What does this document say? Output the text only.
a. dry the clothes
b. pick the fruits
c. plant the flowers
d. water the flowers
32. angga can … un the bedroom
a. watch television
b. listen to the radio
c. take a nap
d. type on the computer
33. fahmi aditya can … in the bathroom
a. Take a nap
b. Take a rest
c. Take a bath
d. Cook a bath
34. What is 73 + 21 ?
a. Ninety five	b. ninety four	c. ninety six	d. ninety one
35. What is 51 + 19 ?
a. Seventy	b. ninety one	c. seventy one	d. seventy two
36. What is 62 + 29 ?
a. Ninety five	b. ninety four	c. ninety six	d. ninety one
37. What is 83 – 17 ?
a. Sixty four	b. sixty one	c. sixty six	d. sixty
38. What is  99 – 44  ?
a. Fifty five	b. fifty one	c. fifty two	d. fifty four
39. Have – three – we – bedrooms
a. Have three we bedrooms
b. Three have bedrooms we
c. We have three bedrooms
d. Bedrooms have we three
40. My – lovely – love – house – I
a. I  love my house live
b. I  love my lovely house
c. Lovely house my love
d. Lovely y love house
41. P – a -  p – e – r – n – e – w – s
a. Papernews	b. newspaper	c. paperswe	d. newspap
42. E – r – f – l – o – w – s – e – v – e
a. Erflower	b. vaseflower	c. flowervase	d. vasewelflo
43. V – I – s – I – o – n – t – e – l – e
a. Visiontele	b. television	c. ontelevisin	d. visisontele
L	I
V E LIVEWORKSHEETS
********
→ **EXERCISE**
Report how many lines of the entries hold the word "What". Nothing else is needed.

→ **WORKED SOLUTION**
6